Exercise aim » Write out every line of the material exactly as it appears.

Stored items

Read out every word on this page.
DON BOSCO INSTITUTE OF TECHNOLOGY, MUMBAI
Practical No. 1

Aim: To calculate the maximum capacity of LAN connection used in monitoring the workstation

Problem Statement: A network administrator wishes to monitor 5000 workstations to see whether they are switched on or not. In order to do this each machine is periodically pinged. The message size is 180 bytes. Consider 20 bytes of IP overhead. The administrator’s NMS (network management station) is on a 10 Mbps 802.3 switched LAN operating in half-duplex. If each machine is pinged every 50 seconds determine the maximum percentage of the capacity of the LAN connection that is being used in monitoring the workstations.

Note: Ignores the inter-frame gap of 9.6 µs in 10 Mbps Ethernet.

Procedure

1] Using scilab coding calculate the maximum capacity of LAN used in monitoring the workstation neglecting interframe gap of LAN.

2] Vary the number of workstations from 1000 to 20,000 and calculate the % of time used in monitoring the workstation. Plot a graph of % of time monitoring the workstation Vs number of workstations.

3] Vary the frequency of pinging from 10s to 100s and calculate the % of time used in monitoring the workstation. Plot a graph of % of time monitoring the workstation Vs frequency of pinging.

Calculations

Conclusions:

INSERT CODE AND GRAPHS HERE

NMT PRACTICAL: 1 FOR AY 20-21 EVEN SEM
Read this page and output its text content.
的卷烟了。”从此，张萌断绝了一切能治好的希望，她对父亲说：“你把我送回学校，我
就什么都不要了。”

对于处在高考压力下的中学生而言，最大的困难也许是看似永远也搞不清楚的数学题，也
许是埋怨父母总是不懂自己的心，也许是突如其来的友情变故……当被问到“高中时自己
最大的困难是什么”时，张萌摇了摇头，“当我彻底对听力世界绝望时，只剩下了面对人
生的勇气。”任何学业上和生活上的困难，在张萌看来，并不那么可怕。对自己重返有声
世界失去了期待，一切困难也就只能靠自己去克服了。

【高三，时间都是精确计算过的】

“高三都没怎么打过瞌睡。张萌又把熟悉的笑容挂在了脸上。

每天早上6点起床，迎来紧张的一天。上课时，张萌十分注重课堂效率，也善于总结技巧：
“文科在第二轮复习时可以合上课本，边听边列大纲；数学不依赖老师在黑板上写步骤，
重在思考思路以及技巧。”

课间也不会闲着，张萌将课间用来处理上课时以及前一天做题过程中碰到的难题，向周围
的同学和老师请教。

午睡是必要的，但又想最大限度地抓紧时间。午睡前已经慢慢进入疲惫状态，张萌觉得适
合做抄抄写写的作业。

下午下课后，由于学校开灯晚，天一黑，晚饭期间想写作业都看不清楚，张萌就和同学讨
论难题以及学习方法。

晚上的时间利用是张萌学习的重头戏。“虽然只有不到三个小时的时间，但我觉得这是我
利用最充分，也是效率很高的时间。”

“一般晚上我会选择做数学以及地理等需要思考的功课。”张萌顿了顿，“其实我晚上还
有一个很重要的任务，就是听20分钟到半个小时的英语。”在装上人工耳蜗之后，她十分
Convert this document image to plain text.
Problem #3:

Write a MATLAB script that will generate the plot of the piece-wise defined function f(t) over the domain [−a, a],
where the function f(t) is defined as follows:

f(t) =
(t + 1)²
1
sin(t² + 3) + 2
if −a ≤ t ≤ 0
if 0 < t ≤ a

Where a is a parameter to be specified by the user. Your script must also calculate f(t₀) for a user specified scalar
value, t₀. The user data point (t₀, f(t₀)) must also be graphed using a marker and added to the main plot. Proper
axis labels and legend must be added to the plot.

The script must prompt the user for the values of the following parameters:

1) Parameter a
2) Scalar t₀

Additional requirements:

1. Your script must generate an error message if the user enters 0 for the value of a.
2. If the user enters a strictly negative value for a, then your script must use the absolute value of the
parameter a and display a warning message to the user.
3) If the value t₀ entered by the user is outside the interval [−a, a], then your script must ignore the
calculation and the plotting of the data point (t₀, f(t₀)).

Worked answer »
Read out every word on this page.
DON BOSCO INSTITUTE OF TECHNOLOGY, MUMBAI
Practical No. 1

Aim: To calculate the maximum capacity of LAN connection used in monitoring the workstation

Problem Statement: A network administrator wishes to monitor 5000 workstations to see whether they are switched on or not. In order to do this each machine is periodically pinged. The message size is 180 bytes. Consider 20 bytes of IP overhead. The administrator’s NMS (network management station) is on a 10 Mbps 802.3 switched LAN operating in half-duplex. If each machine is pinged every 50 seconds determine the maximum percentage of the capacity of the LAN connection that is being used in monitoring the workstations.

Note: Ignores the inter-frame gap of 9.6 µs in 10 Mbps Ethernet.

Procedure

1] Using scilab coding calculate the maximum capacity of LAN used in monitoring the workstation neglecting interframe gap of LAN.

2] Vary the number of workstations from 1000 to 20,000 and calculate the % of time used in monitoring the workstation. Plot a graph of % of time monitoring the workstation Vs number of workstations.

3] Vary the frequency of pinging from 10s to 100s and calculate the % of time used in monitoring the workstation. Plot a graph of % of time monitoring the workstation Vs frequency of pinging.

Calculations

Conclusions:

INSERT CODE AND GRAPHS HERE

NMT PRACTICAL: 1 FOR AY 20-21 EVEN SEM
Read this page and output its text content.
的卷烟了。”从此，张萌断绝了一切能治好的希望，她对父亲说：“你把我送回学校，我
就什么都不要了。”

对于处在高考压力下的中学生而言，最大的困难也许是看似永远也搞不清楚的数学题，也
许是埋怨父母总是不懂自己的心，也许是突如其来的友情变故……当被问到“高中时自己
最大的困难是什么”时，张萌摇了摇头，“当我彻底对听力世界绝望时，只剩下了面对人
生的勇气。”任何学业上和生活上的困难，在张萌看来，并不那么可怕。对自己重返有声
世界失去了期待，一切困难也就只能靠自己去克服了。

【高三，时间都是精确计算过的】

“高三都没怎么打过瞌睡。张萌又把熟悉的笑容挂在了脸上。

每天早上6点起床，迎来紧张的一天。上课时，张萌十分注重课堂效率，也善于总结技巧：
“文科在第二轮复习时可以合上课本，边听边列大纲；数学不依赖老师在黑板上写步骤，
重在思考思路以及技巧。”

课间也不会闲着，张萌将课间用来处理上课时以及前一天做题过程中碰到的难题，向周围
的同学和老师请教。

午睡是必要的，但又想最大限度地抓紧时间。午睡前已经慢慢进入疲惫状态，张萌觉得适
合做抄抄写写的作业。

下午下课后，由于学校开灯晚，天一黑，晚饭期间想写作业都看不清楚，张萌就和同学讨
论难题以及学习方法。

晚上的时间利用是张萌学习的重头戏。“虽然只有不到三个小时的时间，但我觉得这是我
利用最充分，也是效率很高的时间。”

“一般晚上我会选择做数学以及地理等需要思考的功课。”张萌顿了顿，“其实我晚上还
有一个很重要的任务，就是听20分钟到半个小时的英语。”在装上人工耳蜗之后，她十分
Convert this document image to plain text.
Problem #3:

Write a MATLAB script that will generate the plot of the piece-wise defined function f(t) over the domain [−a, a],
where the function f(t) is defined as follows:

f(t) =
(t + 1)²
1
sin(t² + 3) + 2
if −a ≤ t ≤ 0
if 0 < t ≤ a

Where a is a parameter to be specified by the user. Your script must also calculate f(t₀) for a user specified scalar
value, t₀. The user data point (t₀, f(t₀)) must also be graphed using a marker and added to the main plot. Proper
axis labels and legend must be added to the plot.

The script must prompt the user for the values of the following parameters:

1) Parameter a
2) Scalar t₀

Additional requirements:

1. Your script must generate an error message if the user enters 0 for the value of a.
2. If the user enters a strictly negative value for a, then your script must use the absolute value of the
parameter a and display a warning message to the user.
3) If the value t₀ entered by the user is outside the interval [−a, a], then your script must ignore the
calculation and the plotting of the data point (t₀, f(t₀)).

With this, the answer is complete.